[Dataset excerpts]
★ ★ ★ ★
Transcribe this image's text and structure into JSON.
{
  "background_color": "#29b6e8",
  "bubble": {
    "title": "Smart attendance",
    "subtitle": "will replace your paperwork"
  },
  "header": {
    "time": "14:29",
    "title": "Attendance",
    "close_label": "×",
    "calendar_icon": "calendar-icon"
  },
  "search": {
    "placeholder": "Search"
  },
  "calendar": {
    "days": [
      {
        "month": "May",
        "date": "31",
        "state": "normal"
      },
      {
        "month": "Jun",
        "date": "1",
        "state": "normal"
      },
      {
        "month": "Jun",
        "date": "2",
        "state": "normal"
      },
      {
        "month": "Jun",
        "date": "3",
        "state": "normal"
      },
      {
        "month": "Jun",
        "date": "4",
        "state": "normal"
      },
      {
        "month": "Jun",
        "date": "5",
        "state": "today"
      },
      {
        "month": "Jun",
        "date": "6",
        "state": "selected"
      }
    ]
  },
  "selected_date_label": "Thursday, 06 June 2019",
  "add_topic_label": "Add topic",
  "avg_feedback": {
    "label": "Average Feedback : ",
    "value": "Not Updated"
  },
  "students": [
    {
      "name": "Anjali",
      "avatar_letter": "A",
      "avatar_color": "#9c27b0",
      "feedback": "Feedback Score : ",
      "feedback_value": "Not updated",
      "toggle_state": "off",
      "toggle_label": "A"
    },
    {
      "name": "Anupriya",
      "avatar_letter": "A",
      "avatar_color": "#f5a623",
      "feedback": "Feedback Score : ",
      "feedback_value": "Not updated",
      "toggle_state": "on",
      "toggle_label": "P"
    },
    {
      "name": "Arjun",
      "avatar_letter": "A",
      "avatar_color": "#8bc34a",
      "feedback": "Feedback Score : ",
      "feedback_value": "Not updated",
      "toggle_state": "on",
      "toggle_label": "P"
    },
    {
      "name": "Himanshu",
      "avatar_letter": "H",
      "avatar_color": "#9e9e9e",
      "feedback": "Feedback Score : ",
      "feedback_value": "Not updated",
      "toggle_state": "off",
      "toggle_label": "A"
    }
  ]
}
★ ★ ★ ★
• **To do**: Take every line above carrying "name" and return it.

• **Response to the exercise**:
      "name": "Anjali",
      "name": "Anupriya",
      "name": "Arjun",
      "name": "Himanshu",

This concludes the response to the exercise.